A sua tarefa: Escreva a continuação do excerto sobre a cultura da fraternidade, a partir da última frase apresentada.

Excerto fornecido:
====

Fazer entrar o povo no desânimo é o epílogo de um perfeito ciclo vicioso: assim procede a
ditadura visível dos interesses ocultos que se apoderam dos recursos e da capacidade de ter
opinião e pensamento próprios.
O olhar penetrante de Francisco vai ainda a um outro ponto: Existe uma forma elegante de
olhar para o outro lado: sob as aparências do politicamente correto ou das modas ideológicas
olhamos para aquele que sofre, mas não o tocamos, transmitimo-lo ao vivo e até proferimos
um discurso aparentemente tolerante e cheio de eufemismos. (76)
E a fratteli Tutti continua abrindo perspetivas de leitura da situação atual propondo um mundo
aberto, onde todos têm lugar e vez, onde a liberdade, igualdade e fraternidade se harmonizam
e se implementam em práticas de renovação política, económica e social e religiosa.
Passando pela imensa floresta do que já foi feito, é indispensável olhar o que ainda é
necessário acontecer para uma cultura da fraternidade, do perdão e da paz.

====

Dados fornecidos:

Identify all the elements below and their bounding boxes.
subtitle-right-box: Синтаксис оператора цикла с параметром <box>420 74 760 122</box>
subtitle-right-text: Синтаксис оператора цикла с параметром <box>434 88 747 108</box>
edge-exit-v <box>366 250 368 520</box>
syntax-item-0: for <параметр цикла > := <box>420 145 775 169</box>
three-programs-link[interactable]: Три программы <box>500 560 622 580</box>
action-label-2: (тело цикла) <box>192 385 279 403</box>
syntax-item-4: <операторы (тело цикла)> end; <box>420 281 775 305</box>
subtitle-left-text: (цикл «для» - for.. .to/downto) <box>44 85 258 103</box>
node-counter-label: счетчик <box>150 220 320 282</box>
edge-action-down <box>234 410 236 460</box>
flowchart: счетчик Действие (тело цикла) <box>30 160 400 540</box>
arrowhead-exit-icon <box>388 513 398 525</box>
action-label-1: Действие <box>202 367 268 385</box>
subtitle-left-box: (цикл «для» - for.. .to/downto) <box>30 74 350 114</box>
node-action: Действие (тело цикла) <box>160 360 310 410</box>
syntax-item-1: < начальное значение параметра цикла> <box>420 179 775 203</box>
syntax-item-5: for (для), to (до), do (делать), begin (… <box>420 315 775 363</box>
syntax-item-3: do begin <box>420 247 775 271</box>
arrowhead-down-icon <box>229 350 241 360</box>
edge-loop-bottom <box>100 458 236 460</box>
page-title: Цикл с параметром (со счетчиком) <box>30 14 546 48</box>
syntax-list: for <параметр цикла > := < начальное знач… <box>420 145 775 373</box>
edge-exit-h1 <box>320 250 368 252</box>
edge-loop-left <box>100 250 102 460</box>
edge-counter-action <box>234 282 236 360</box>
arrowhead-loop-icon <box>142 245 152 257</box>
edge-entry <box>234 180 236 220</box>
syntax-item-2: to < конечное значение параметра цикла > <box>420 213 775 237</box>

====

Resultado do exercício:
Termino recordando um poema de D. Pedro Casaldáliga, o bispo emérito de São Félix na


Amazónia e falecido há poucos meses. Neste poema, a nossa proximidade com todos os
Caims da história, todos os condenados, todos os que vivem na margem da vida. São nossos
irmãos

Caim
Carrega o destino às suas costas, com o saco,
Morto o amor e a tristeza viva.
Esvai-se a alma no olhar opaco.
É uma solidão à deriva.

Cruzou a Ilha, o Araguaia,


A sociedade, o tempo, o mal. Foge
da luz do sol e do sonho da praia.
foge de todos, de si próprio foge,

condenado a viver a sua vida acabada.


Violou a lei, a paz estabelecida
Matámos-lhe a sua paz apropriada.

Talvez seja um Caim, mas é humano.


E por ele, cuidadoso, Deus pergunta
-Abel, Abel, que fizeste do teu irmão?